◆ Task instructions ◆
Where a line of the material contains the string "image", copy that line.

** Start of Records to use **

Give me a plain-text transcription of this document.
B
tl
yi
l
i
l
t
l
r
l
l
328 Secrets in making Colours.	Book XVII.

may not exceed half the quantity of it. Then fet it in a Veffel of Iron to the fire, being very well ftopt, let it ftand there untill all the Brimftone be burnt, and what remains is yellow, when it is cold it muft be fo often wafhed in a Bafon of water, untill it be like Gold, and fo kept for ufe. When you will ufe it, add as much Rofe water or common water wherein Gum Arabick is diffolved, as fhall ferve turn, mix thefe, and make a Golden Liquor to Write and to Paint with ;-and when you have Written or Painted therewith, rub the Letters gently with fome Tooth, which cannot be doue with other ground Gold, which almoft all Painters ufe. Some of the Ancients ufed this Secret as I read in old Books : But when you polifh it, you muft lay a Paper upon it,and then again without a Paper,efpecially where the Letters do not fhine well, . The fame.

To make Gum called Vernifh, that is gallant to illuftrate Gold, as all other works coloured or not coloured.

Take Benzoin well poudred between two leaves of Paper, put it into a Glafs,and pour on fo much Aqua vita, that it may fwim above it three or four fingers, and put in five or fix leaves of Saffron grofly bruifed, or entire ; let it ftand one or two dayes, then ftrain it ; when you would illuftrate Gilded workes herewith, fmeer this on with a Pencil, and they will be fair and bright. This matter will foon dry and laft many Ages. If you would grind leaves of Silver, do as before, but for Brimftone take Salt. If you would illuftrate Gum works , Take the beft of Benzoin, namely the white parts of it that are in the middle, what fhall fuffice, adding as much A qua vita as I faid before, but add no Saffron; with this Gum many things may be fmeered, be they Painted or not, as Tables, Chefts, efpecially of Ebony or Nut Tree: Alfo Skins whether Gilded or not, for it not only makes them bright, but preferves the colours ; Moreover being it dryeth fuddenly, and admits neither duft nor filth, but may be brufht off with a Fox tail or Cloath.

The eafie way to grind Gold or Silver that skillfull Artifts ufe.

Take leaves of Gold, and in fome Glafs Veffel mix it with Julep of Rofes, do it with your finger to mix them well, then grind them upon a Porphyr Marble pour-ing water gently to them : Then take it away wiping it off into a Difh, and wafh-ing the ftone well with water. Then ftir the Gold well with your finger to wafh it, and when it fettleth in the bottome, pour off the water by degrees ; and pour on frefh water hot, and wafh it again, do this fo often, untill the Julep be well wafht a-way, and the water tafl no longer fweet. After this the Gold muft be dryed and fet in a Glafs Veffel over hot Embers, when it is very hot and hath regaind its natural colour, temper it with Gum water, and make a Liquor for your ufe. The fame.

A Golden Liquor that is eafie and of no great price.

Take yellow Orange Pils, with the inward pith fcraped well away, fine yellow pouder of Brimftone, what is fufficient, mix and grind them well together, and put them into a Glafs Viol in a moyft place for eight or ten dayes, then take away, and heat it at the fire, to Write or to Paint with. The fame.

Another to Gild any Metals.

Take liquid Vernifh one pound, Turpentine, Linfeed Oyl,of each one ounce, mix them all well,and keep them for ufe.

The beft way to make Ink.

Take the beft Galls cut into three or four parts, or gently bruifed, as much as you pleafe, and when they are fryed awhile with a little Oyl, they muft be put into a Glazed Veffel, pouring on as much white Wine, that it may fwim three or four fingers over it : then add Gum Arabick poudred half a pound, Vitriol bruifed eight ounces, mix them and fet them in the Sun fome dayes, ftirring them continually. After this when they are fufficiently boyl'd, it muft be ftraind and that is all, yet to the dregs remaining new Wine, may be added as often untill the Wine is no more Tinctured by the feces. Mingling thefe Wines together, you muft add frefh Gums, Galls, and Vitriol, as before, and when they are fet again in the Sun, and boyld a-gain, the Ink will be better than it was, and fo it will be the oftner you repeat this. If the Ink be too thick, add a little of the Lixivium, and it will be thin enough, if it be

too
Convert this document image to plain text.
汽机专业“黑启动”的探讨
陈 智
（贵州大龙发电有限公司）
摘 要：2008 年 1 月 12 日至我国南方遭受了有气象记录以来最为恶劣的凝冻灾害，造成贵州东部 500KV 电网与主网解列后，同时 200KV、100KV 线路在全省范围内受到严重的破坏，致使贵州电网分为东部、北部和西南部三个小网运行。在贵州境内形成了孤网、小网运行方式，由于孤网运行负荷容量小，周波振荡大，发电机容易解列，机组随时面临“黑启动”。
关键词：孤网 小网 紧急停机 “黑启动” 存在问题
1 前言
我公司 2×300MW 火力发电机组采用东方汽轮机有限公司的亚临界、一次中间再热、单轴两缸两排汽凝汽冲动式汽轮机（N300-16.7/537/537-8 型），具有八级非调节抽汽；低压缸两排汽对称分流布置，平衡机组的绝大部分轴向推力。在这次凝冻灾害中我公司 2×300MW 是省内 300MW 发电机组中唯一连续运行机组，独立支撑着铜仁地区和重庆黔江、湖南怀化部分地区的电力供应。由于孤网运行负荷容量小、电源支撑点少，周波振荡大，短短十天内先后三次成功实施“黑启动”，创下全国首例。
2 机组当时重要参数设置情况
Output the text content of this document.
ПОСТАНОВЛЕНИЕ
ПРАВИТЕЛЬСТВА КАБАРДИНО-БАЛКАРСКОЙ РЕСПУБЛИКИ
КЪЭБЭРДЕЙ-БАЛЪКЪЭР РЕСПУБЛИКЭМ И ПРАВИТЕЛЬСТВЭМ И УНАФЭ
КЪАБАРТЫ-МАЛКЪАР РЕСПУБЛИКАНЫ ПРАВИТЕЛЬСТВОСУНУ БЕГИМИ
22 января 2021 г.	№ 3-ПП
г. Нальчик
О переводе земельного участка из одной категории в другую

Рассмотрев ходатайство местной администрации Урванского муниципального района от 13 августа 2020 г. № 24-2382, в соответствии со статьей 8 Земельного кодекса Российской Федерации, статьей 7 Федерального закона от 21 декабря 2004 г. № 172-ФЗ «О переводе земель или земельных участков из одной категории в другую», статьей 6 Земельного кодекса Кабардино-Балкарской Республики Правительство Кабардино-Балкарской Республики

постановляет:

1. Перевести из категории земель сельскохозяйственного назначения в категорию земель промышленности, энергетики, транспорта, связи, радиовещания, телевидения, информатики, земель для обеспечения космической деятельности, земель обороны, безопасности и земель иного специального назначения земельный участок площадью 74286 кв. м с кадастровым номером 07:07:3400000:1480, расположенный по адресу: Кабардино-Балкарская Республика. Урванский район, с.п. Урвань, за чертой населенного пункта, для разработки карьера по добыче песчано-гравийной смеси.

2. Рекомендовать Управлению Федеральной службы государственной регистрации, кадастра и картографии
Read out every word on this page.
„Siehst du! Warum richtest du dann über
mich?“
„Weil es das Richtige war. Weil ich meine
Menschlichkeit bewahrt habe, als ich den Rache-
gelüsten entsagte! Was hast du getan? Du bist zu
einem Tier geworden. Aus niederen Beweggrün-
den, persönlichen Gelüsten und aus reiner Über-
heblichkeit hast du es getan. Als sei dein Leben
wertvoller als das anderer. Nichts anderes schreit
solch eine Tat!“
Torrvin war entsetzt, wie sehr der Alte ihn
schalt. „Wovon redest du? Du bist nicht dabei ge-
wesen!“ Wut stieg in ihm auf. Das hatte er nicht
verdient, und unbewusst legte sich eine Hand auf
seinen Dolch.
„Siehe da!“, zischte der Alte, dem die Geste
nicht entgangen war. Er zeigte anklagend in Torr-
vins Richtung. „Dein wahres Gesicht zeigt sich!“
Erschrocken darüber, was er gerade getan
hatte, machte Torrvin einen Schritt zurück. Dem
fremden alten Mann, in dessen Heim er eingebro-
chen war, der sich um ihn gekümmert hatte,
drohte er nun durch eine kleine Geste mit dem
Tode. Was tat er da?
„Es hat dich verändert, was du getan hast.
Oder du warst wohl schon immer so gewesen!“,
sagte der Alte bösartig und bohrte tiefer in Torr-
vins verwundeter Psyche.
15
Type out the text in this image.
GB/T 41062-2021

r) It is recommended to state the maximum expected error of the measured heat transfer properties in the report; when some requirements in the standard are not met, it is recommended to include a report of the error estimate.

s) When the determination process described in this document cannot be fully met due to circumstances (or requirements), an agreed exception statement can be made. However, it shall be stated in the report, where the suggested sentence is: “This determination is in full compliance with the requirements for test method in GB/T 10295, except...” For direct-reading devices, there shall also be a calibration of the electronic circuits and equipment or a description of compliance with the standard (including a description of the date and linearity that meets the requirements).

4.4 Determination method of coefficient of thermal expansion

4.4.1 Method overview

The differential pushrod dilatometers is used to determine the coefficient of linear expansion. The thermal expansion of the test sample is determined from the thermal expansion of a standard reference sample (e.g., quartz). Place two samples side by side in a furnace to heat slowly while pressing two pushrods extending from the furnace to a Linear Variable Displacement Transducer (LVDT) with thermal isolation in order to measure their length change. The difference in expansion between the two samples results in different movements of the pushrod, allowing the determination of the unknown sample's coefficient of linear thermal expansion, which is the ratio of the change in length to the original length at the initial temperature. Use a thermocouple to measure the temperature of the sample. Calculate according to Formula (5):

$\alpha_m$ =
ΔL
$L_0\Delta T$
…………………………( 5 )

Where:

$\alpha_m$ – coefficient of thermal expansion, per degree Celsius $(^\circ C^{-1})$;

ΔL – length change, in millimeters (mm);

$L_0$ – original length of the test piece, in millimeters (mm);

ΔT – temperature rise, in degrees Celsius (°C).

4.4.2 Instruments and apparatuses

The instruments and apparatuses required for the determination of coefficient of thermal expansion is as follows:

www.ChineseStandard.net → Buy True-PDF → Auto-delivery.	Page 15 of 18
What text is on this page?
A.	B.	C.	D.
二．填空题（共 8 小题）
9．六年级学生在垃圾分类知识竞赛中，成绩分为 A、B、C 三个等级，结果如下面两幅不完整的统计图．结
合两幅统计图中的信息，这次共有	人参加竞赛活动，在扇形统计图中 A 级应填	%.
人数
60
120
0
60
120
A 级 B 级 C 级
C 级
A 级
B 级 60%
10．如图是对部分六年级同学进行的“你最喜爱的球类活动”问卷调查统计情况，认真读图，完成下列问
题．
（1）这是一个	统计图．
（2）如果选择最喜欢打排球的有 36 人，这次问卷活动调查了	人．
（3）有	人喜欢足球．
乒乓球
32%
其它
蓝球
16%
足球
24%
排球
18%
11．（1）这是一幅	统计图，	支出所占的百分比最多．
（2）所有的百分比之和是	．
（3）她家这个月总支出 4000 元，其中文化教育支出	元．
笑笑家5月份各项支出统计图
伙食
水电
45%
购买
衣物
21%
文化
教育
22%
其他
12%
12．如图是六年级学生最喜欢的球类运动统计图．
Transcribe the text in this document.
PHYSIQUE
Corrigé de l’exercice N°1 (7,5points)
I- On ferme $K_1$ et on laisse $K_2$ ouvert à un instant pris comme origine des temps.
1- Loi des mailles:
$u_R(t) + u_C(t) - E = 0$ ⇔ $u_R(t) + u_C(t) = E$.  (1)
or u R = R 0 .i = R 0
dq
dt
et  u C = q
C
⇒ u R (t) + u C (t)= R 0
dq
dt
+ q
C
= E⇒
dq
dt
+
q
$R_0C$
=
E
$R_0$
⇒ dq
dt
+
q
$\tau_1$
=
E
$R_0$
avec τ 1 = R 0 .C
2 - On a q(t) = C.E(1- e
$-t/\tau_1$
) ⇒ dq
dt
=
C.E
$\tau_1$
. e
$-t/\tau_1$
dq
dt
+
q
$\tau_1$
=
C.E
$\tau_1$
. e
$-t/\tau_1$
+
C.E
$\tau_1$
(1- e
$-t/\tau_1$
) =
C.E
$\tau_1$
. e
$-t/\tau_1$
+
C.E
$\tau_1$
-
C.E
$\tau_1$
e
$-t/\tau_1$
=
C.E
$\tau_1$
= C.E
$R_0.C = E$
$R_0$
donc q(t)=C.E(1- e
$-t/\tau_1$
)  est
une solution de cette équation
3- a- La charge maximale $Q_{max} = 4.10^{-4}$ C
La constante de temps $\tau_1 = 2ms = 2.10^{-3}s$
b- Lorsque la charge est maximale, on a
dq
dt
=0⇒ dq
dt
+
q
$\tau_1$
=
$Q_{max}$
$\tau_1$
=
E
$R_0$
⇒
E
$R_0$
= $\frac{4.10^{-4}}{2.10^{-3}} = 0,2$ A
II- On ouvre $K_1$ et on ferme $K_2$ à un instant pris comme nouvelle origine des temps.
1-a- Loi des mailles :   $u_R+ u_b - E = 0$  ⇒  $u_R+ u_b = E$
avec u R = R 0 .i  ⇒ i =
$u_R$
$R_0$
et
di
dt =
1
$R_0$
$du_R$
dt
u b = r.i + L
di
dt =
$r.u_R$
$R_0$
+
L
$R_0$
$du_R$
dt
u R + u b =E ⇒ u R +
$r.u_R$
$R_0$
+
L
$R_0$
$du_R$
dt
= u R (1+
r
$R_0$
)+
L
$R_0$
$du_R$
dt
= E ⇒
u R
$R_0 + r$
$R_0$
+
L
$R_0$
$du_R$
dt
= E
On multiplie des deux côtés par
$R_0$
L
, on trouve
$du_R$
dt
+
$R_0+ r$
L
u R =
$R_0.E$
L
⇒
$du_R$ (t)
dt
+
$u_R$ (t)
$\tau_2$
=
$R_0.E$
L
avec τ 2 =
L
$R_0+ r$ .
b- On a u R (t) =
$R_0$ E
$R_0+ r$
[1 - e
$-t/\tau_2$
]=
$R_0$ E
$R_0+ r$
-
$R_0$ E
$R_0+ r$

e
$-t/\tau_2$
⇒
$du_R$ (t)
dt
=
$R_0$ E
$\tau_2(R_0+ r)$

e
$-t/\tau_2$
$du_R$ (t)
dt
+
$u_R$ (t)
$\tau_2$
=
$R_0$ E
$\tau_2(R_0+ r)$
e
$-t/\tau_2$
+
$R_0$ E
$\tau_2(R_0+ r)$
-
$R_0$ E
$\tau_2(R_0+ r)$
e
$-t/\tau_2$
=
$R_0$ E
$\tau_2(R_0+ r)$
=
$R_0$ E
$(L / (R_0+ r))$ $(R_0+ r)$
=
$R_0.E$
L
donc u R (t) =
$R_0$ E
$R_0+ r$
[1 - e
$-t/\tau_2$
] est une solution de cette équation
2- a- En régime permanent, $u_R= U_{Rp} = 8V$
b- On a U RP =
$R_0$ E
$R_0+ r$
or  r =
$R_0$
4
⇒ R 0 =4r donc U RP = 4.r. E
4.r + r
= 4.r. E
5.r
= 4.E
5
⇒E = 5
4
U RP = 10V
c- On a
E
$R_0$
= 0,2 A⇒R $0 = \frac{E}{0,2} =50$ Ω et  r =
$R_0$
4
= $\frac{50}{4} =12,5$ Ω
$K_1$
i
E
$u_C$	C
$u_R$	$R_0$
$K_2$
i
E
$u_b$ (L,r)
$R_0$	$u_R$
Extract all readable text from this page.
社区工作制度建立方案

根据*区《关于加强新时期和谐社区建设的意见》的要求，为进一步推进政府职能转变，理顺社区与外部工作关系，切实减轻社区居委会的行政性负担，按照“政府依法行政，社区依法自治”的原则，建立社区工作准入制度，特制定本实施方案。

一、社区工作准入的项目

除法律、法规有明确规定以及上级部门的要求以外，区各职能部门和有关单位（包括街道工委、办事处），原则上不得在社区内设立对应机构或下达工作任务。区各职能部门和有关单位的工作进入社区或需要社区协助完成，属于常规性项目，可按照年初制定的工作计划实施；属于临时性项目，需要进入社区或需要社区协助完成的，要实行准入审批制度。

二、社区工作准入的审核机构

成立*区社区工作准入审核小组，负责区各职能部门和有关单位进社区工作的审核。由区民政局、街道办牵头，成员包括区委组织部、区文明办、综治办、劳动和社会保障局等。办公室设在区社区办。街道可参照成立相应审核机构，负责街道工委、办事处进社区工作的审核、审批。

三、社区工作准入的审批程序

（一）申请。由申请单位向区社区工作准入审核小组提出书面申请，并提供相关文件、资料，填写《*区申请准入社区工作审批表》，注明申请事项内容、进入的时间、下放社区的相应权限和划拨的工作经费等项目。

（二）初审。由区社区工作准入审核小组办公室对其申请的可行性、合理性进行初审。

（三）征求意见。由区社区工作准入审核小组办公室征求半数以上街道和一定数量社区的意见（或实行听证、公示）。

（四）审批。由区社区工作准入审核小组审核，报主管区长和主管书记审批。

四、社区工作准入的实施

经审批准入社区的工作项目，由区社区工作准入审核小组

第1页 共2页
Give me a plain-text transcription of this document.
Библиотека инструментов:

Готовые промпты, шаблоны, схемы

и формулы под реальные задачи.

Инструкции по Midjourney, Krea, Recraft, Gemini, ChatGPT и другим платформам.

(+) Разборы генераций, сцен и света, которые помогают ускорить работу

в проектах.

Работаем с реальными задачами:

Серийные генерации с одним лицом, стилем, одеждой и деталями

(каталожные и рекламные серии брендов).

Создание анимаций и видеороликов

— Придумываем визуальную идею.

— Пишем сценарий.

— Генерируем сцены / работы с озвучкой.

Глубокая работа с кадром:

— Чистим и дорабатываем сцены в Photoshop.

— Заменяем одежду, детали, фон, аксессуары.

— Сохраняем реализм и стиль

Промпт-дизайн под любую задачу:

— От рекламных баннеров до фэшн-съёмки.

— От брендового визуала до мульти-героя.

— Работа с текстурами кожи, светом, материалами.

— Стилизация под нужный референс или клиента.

** End of Records to use **

◆ Result ◆
Convert this document image to plain text.
Type out the text in this image.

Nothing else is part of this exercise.